▶ **Short task**
Report every line in the listing that contains the string "cloud".

▶ **Exercise input**
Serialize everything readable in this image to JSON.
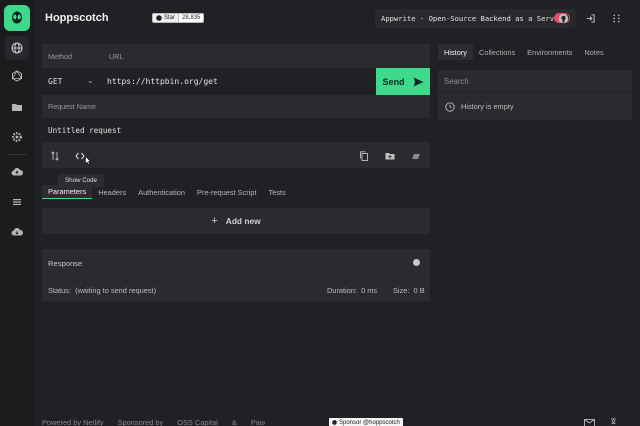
{
  "app": {
    "name": "Hoppscotch"
  },
  "github_star": {
    "label": "Star",
    "count": "28,835"
  },
  "promo": {
    "text": "Appwrite - Open-Source Backend as a Service"
  },
  "sidebar": {
    "icons": [
      "globe-icon",
      "graphql-icon",
      "folder-icon",
      "settings-icon",
      "cloud-upload-icon",
      "list-icon",
      "cloud-download-icon"
    ]
  },
  "request": {
    "method_label": "Method",
    "url_label": "URL",
    "method": "GET",
    "url": "https://httpbin.org/get",
    "send_label": "Send",
    "name_label": "Request Name",
    "name": "Untitled request",
    "tooltip": "Show Code"
  },
  "tabs": [
    "Parameters",
    "Headers",
    "Authentication",
    "Pre-request Script",
    "Tests"
  ],
  "add_new": "Add new",
  "response": {
    "title": "Response",
    "status_label": "Status:",
    "status_value": "(waiting to send request)",
    "duration_label": "Duration:",
    "duration_value": "0 ms",
    "size_label": "Size:",
    "size_value": "0 B"
  },
  "right_panel": {
    "tabs": [
      "History",
      "Collections",
      "Environments",
      "Notes"
    ],
    "search_placeholder": "Search",
    "empty_text": "History is empty"
  },
  "footer": {
    "items": [
      "Powered by Netlify",
      "Sponsored by",
      "OSS Capital",
      "&",
      "Paw"
    ],
    "sponsor_badge": "Sponsor @hoppscotch"
  },
  "colors": {
    "accent": "#3fd98b",
    "toggle": "#e64d6c"
  }
}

▶ **Written solution**
      "cloud-upload-icon",
      "cloud-download-icon"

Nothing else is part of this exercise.